◆ Aim of the exercise ◆
Give the data back exactly. Leave out any images.

◆ Data extract ◆
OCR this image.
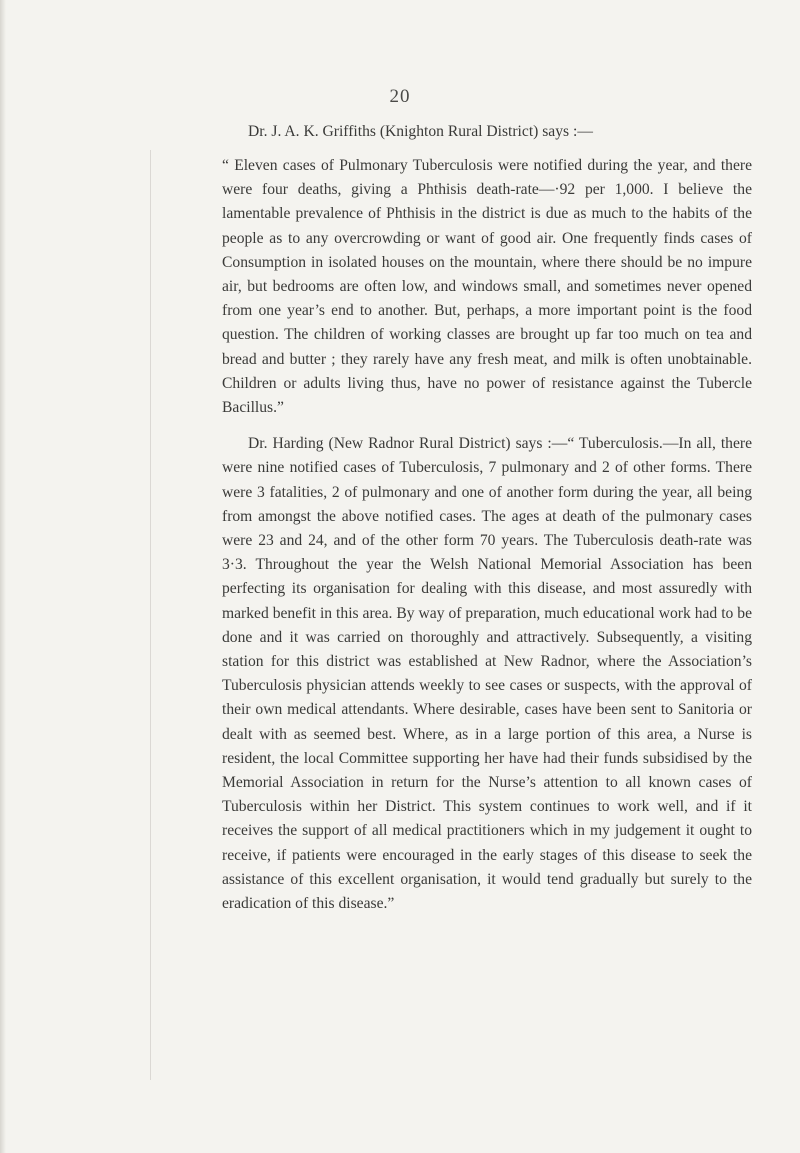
20

Dr. J. A. K. Griffiths (Knighton Rural District) says :—

“ Eleven cases of Pulmonary Tuberculosis were notified during the year, and there were four deaths, giving a Phthisis death-rate—·92 per 1,000. I believe the lamentable prevalence of Phthisis in the district is due as much to the habits of the people as to any overcrowding or want of good air. One frequently finds cases of Consumption in isolated houses on the mountain, where there should be no impure air, but bedrooms are often low, and windows small, and sometimes never opened from one year’s end to another. But, perhaps, a more important point is the food question. The children of working classes are brought up far too much on tea and bread and butter ; they rarely have any fresh meat, and milk is often unobtainable. Children or adults living thus, have no power of resistance against the Tubercle Bacillus.”

Dr. Harding (New Radnor Rural District) says :—“ Tuberculosis.—In all, there were nine notified cases of Tuberculosis, 7 pulmonary and 2 of other forms. There were 3 fatalities, 2 of pulmonary and one of another form during the year, all being from amongst the above notified cases. The ages at death of the pulmonary cases were 23 and 24, and of the other form 70 years. The Tuberculosis death-rate was 3·3. Throughout the year the Welsh National Memorial Association has been perfecting its organisation for dealing with this disease, and most assuredly with marked benefit in this area. By way of preparation, much educational work had to be done and it was carried on thoroughly and attractively. Subsequently, a visiting station for this district was established at New Radnor, where the Association’s Tuberculosis physician attends weekly to see cases or suspects, with the approval of their own medical attendants. Where desirable, cases have been sent to Sanitoria or dealt with as seemed best. Where, as in a large portion of this area, a Nurse is resident, the local Committee supporting her have had their funds subsidised by the Memorial Association in return for the Nurse’s attention to all known cases of Tuberculosis within her District. This system continues to work well, and if it receives the support of all medical practitioners which in my judgement it ought to receive, if patients were encouraged in the early stages of this disease to seek the assistance of this excellent organisation, it would tend gradually but surely to the eradication of this disease.”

◆ Output of the exercise ◆
OCR this image.
20

Dr. J. A. K. Griffiths (Knighton Rural District) says :—

“ Eleven cases of Pulmonary Tuberculosis were notified during the year, and there were four deaths, giving a Phthisis death-rate—·92 per 1,000. I believe the lamentable prevalence of Phthisis in the district is due as much to the habits of the people as to any overcrowding or want of good air. One frequently finds cases of Consumption in isolated houses on the mountain, where there should be no impure air, but bedrooms are often low, and windows small, and sometimes never opened from one year’s end to another. But, perhaps, a more important point is the food question. The children of working classes are brought up far too much on tea and bread and butter ; they rarely have any fresh meat, and milk is often unobtainable. Children or adults living thus, have no power of resistance against the Tubercle Bacillus.”

Dr. Harding (New Radnor Rural District) says :—“ Tuberculosis.—In all, there were nine notified cases of Tuberculosis, 7 pulmonary and 2 of other forms. There were 3 fatalities, 2 of pulmonary and one of another form during the year, all being from amongst the above notified cases. The ages at death of the pulmonary cases were 23 and 24, and of the other form 70 years. The Tuberculosis death-rate was 3·3. Throughout the year the Welsh National Memorial Association has been perfecting its organisation for dealing with this disease, and most assuredly with marked benefit in this area. By way of preparation, much educational work had to be done and it was carried on thoroughly and attractively. Subsequently, a visiting station for this district was established at New Radnor, where the Association’s Tuberculosis physician attends weekly to see cases or suspects, with the approval of their own medical attendants. Where desirable, cases have been sent to Sanitoria or dealt with as seemed best. Where, as in a large portion of this area, a Nurse is resident, the local Committee supporting her have had their funds subsidised by the Memorial Association in return for the Nurse’s attention to all known cases of Tuberculosis within her District. This system continues to work well, and if it receives the support of all medical practitioners which in my judgement it ought to receive, if patients were encouraged in the early stages of this disease to seek the assistance of this excellent organisation, it would tend gradually but surely to the eradication of this disease.”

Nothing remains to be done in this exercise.